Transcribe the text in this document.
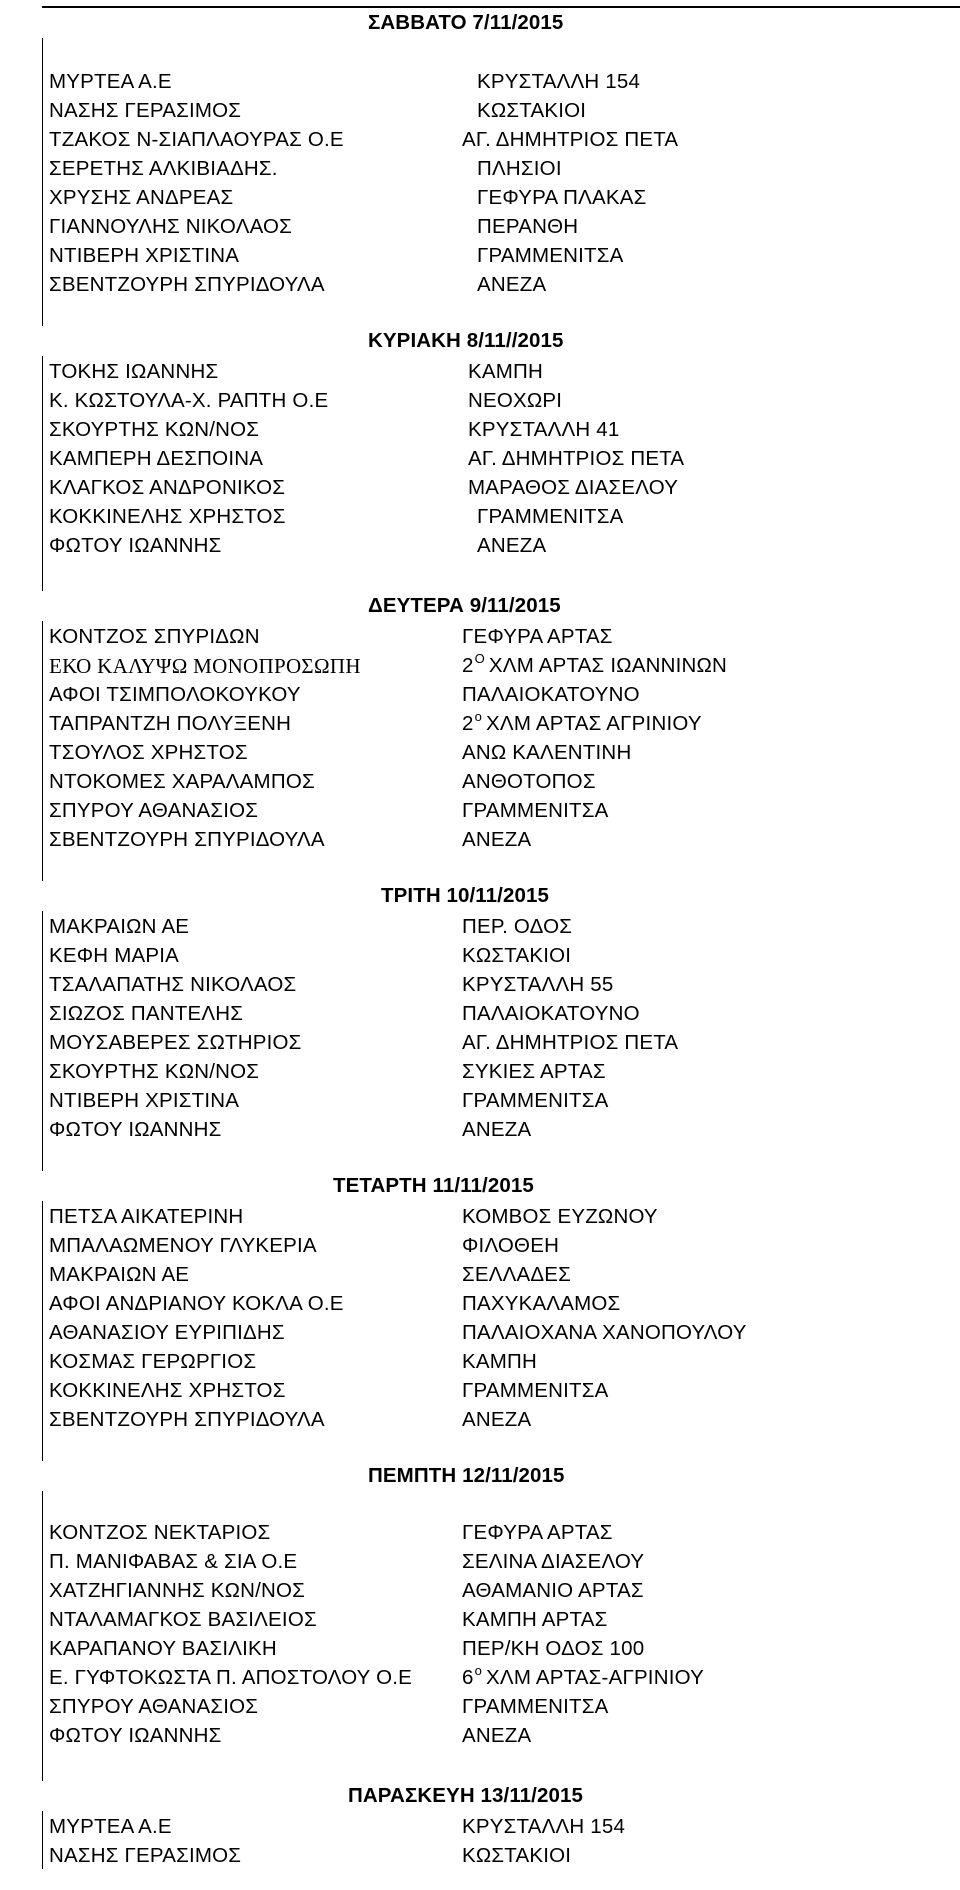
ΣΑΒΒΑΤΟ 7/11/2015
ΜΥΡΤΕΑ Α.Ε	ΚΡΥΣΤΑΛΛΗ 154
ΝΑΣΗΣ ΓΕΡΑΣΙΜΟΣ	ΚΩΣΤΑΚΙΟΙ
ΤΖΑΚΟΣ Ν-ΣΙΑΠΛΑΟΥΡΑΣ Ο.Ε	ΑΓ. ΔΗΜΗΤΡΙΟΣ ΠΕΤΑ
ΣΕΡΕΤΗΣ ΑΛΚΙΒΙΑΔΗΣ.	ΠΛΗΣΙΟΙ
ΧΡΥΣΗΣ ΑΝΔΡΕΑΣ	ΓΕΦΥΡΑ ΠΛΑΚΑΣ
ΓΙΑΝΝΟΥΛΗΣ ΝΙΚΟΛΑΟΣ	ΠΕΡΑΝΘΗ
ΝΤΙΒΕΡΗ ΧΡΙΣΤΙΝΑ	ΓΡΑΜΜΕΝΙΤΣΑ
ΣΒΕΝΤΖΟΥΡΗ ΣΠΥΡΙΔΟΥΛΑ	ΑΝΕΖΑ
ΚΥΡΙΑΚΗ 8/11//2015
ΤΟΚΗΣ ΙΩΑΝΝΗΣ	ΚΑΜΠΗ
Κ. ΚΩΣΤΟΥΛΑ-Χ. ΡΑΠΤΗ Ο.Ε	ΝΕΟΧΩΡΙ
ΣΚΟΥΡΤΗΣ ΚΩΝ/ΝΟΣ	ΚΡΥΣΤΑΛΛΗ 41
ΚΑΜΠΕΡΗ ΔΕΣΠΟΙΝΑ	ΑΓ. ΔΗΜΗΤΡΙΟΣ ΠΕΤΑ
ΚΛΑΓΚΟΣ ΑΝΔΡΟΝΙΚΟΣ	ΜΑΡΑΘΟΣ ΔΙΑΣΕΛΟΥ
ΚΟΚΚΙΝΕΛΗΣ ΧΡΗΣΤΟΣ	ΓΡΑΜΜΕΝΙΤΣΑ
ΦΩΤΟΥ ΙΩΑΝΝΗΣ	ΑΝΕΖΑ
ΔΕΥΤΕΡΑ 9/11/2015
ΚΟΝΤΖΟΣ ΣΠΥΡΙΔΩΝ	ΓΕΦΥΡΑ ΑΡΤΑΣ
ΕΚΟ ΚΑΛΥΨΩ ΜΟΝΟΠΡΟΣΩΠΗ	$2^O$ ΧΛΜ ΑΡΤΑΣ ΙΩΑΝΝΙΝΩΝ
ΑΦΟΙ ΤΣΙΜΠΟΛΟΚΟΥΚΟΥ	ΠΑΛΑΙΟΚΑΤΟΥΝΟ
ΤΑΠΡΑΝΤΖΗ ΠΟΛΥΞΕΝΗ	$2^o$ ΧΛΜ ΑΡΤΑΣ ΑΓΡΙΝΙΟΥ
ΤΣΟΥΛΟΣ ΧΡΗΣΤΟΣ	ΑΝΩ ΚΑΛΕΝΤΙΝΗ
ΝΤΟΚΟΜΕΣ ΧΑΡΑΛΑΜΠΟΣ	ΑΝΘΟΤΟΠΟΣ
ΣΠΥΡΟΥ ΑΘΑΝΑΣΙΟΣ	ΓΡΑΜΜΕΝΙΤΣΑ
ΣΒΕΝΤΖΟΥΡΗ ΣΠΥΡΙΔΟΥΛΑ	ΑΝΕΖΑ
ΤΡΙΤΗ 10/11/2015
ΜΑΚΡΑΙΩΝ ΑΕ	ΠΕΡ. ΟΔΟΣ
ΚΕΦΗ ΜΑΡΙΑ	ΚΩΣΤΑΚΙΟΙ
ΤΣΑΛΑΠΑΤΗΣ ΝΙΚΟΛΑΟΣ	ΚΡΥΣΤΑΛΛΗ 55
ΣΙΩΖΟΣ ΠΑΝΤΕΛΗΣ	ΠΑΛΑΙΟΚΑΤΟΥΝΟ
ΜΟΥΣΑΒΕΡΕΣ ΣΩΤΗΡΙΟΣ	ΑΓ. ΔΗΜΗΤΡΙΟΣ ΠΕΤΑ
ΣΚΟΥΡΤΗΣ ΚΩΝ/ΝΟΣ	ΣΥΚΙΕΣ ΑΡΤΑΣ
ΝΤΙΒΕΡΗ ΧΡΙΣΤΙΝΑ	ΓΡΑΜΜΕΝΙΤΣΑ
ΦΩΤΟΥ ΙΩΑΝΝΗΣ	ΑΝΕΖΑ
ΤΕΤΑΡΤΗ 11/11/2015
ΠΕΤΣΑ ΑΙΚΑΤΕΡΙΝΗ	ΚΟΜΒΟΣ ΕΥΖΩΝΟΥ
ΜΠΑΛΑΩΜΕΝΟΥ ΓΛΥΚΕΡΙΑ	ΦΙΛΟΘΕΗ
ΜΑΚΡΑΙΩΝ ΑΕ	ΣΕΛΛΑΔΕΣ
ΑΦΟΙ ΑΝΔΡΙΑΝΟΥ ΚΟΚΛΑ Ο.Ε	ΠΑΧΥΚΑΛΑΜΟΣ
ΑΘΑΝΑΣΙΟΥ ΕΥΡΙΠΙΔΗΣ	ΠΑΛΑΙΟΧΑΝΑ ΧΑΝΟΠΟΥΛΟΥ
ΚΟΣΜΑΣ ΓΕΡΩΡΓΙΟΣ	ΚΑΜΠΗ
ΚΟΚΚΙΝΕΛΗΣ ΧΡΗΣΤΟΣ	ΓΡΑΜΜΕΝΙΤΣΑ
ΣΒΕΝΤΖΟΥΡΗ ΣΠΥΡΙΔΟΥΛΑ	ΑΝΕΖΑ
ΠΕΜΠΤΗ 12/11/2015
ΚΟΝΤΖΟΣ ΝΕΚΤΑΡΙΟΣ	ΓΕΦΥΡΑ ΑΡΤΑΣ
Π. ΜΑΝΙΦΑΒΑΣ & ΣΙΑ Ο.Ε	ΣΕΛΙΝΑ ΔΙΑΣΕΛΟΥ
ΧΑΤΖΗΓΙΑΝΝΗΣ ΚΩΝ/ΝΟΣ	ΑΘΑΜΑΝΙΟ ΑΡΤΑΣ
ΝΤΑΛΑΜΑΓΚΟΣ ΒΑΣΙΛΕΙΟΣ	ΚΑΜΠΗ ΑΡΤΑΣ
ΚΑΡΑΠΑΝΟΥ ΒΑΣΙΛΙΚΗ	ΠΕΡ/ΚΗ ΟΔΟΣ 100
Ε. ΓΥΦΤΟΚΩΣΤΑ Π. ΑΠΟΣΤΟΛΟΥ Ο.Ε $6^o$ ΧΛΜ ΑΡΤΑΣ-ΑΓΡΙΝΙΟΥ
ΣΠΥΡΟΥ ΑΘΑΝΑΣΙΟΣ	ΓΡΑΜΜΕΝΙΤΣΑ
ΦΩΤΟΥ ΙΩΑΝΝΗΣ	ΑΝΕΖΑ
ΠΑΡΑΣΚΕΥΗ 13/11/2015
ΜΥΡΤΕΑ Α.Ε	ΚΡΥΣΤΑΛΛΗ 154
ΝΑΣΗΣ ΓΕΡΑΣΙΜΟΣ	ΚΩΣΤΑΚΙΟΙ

^^^^^^^^

Copy each line above that contains the word "ΠΑΛΑΙΟΚΑΤΟΥΝΟ".

Written solution:
ΑΦΟΙ ΤΣΙΜΠΟΛΟΚΟΥΚΟΥ	ΠΑΛΑΙΟΚΑΤΟΥΝΟ
ΣΙΩΖΟΣ ΠΑΝΤΕΛΗΣ	ΠΑΛΑΙΟΚΑΤΟΥΝΟ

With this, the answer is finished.